ТЕКСТ:
++++
Дю-Буа-Реймон пишет свой доклад в последней четверти XIX века, закон сохранения энергии в химических процессах (открытие Лавуазье) для него — азбука; он убеждён, что Лейбниц угадывал этот закон, он (дю-Буа) распространяет этот закон на универсум в целом. Он — естествоиспытатель до мозга костей и убеждённый монист, то есть материалист (Лейбница он называет первым монистом). Для Дю-Буа-Реймона и наша планетарная система, и человеческий мозг — механизмы, в которых каждый следующий материальный сдвиг однозначно подготовлен предшествующим. Но при всём том свобода воли не кажется ему пустой выдумкой, более того: она тревожит его мысль гораздо сильнее всех прочих Welträtsel вместе взятых. Для характеристики первых шести мировых загадок ему потребовалось около 1700 слов, для характеристики седьмой — почти 24 тысячи слов, то есть в 14 раз больше.
Пытаясь урвать у монизма пядь земли для свободы воли, дю-Буа-Реймон, сознательно или бессознательно, растекается мыслью по древу, становится поэтом — и прямо обращается к поэтам: цитирует Гейне и Данте, обоих — в связи со свободой выбора (franc arbitre Бейля), со знаменитым буридановым ослом. Поражает меня вот что: и того, и другого поэта дю-Буа цитирует в подлиннике двумя неполными строками оригинала (Гейне: …dem grauen Freunde, / Der zwischen zwei Gebündel Heu; Данте: Intra duo eibi, distanti e moventi / D’un modo…) — и при этом не называет имён авторов, — потому что он бы унизил своих немецких академических коллег, среди которых не было гуманитариев, если б допустил, что они не знают поэзии. Мы — в другом положении (я — во всяком случае), поэтому, раз уж дело идёт о поэзии, я не поленюсь и приведу в качестве заметки себе на память стихотворение Гейне Ich sag ihr nicht, weshalb ichs tu в переводе Тютчева:
В которую из двух влюбиться
Моей судьбой мне суждено?
++++
ЗАДАНИЯ:
1. Изложите текст о дю-Буа-Реймоне и свободе воли в двух предложениях.
2. Перепишите из текста о дю-Буа-Реймоне и свободе воли всё, начиная со слов «Дю-Буа-Реймон пишет свой» и заканчивая словами «14 раз больше.».
3. Продолжите текст о дю-Буа-Реймоне и свободе воли после его последней строки.

ИСХОДНЫЕ ДАННЫЕ:
++++
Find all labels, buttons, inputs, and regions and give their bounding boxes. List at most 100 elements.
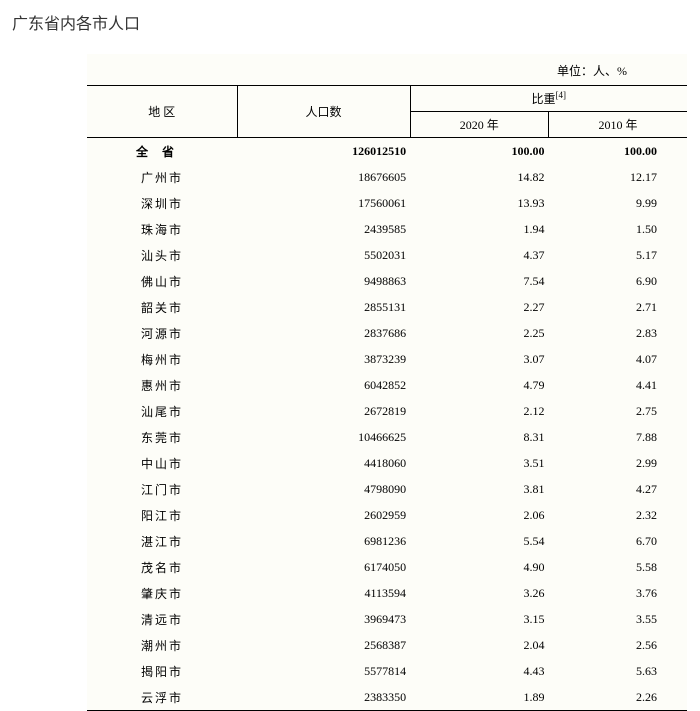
++++
ОТВЕТЫ:
1. Дю-Буа-Реймон, естествоиспытатель и убеждённый монист, считал и планетарную систему, и человеческий мозг механизмами, где каждый материальный сдвиг однозначно подготовлен предшествующим. Тем не менее свобода воли тревожила его сильнее всех прочих мировых загадок: на седьмую он потратил почти 24 тысячи слов против примерно 1700 на первые шесть, а в её защиту цитировал Гейне и Данте в подлиннике, не называя имён авторов.

2.
Дю-Буа-Реймон пишет свой доклад в последней четверти XIX века, закон сохранения энергии в химических процессах (открытие Лавуазье) для него — азбука; он убеждён, что Лейбниц угадывал этот закон, он (дю-Буа) распространяет этот закон на универсум в целом. Он — естествоиспытатель до мозга костей и убеждённый монист, то есть материалист (Лейбница он называет первым монистом). Для Дю-Буа-Реймона и наша планетарная система, и человеческий мозг — механизмы, в которых каждый следующий материальный сдвиг однозначно подготовлен предшествующим. Но при всём том свобода воли не кажется ему пустой выдумкой, более того: она тревожит его мысль гораздо сильнее всех прочих Welträtsel вместе взятых. Для характеристики первых шести мировых загадок ему потребовалось около 1700 слов, для характеристики седьмой — почти 24 тысячи слов, то есть в 14 раз больше.

3.
Прекрасна дочь и мать прекрасна,
Различно милы, но равно.
Неопытно-младые члены
Как сладко ум тревожат мой! —
Но гениальных взоров прелесть
Всесильна над моей душой.
В раздумьи, хлопая ушами,
Стою, как Буриданов друг
Меж двух стогов стоял, глазея:
Который лакомей из двух?..
Не похвалю ни перевода Тютчева (который забыл перевести первую строфу), ни оригинала Гейне (в котором слышу бульварное острословие), но это — в сторону. Куда интереснее, что прежде французского философа Жана Буридана (1300-1358) о свободе выбора то же самое сказал Данте в четвёртой песне Парадиза:
Intra due cibi, distanti e moventi
d’un modo, prima si morria di fame,
che liber’omo l’un recasse ai denti…
(в переводе Михаила Лозинского это звучит так:
Меж двух равно манящих яств — свободный
В их выборе к зубам бы не поднёс
Ни одного и умер бы голодный…)
а до Данте — Аристотель (не помню такого у Аристотеля, в этом полагаюсь на дю-Буа), а уж после Буридана — Пьер Бейль (1647–1706), которому и принадлежит всеми услышанная формула: буриданов осёл.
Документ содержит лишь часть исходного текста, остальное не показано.